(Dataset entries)
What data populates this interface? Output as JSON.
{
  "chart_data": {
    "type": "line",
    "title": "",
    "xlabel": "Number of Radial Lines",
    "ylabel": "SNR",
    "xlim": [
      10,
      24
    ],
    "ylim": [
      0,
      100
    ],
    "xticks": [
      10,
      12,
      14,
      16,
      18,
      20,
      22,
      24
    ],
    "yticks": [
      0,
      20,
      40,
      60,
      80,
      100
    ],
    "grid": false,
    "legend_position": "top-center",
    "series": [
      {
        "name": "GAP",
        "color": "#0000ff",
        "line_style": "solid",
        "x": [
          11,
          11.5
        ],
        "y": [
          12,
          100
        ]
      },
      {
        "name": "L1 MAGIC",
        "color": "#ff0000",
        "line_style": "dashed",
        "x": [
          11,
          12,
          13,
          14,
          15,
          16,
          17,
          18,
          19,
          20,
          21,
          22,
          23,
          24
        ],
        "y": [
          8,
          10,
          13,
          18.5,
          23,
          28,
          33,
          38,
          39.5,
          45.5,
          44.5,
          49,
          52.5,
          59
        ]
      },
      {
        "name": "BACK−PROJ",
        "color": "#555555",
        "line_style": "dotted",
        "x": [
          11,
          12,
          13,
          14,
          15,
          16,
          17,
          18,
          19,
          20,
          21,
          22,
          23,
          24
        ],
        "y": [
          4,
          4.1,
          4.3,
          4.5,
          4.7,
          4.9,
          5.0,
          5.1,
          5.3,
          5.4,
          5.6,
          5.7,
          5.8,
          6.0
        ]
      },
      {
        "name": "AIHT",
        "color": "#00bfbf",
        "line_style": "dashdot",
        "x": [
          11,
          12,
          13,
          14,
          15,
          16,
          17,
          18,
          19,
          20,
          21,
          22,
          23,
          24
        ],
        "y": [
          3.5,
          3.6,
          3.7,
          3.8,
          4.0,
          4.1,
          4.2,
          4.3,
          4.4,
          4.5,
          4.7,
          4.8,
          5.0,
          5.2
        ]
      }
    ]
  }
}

...

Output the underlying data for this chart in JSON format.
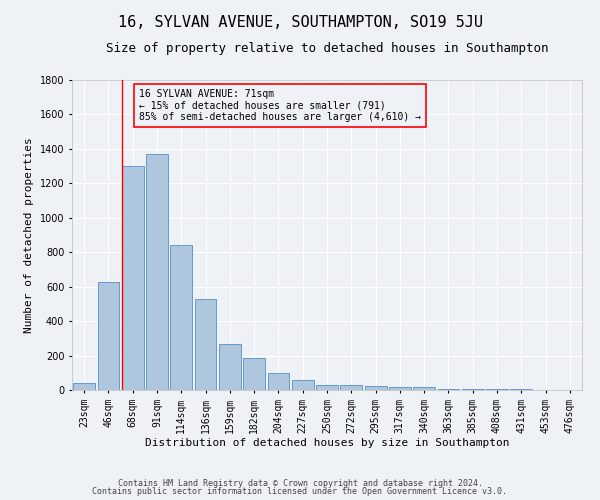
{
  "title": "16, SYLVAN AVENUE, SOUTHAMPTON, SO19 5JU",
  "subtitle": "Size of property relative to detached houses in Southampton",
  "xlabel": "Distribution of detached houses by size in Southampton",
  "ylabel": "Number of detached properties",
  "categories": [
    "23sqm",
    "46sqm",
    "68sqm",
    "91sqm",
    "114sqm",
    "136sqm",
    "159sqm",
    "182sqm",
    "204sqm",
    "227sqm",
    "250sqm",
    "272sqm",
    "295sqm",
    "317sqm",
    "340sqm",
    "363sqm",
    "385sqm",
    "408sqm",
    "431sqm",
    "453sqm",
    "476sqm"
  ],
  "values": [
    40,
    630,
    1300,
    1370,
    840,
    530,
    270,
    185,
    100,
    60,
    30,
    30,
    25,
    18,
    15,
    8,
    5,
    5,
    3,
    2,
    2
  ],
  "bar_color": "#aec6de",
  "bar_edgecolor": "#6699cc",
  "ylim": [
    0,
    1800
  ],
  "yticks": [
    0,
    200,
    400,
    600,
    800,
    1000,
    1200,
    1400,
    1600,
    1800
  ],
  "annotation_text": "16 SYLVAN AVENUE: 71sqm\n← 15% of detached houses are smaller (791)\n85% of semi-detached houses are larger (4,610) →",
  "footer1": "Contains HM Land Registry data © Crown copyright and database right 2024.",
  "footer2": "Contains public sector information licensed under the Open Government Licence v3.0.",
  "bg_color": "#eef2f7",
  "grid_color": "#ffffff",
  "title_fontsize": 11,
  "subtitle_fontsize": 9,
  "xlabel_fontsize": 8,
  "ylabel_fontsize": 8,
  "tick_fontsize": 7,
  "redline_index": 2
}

--

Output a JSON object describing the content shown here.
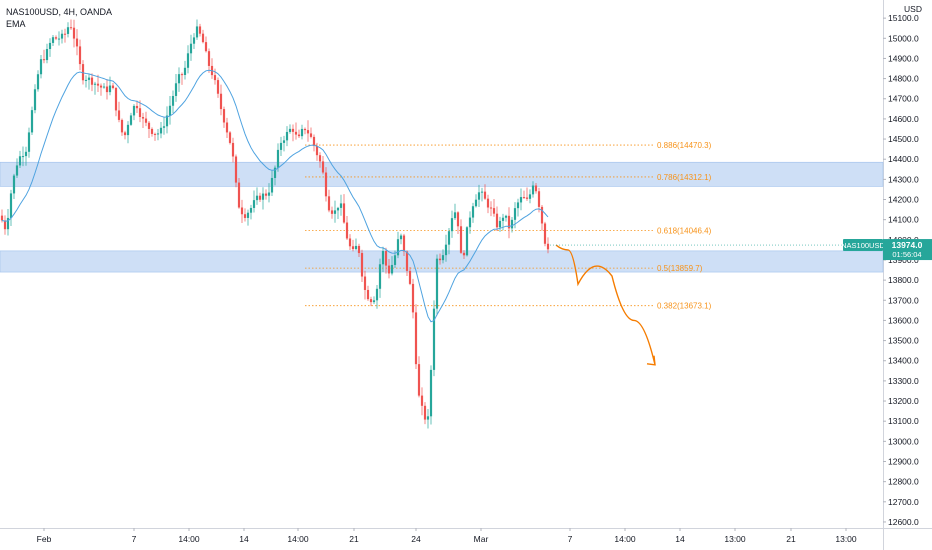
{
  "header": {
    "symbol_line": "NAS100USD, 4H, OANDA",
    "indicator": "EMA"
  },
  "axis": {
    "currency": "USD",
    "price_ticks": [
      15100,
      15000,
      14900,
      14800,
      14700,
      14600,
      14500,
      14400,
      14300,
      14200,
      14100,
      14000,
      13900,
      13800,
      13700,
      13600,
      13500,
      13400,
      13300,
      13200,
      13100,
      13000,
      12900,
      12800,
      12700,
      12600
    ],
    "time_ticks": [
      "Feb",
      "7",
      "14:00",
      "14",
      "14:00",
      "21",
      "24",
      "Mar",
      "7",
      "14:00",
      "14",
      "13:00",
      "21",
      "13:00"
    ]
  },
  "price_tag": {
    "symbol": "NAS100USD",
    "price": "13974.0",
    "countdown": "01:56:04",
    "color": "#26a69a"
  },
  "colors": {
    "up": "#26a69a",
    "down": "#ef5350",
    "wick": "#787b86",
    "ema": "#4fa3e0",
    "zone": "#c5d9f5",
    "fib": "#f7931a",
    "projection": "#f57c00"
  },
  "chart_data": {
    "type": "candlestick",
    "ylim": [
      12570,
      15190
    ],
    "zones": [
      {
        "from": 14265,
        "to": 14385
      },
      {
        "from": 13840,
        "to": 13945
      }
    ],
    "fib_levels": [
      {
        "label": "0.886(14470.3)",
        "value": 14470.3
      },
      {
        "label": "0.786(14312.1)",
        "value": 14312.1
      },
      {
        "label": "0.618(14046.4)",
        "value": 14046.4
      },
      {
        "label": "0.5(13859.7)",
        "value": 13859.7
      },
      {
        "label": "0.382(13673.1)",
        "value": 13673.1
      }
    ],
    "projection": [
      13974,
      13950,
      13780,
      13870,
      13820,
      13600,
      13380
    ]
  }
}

→ **What to produce**: Find the lines above that contain the word "name" and collect them.

→ **Completed task**:
        "name": "GAP",
        "name": "L1 MAGIC",
        "name": "BACK−PROJ",
        "name": "AIHT",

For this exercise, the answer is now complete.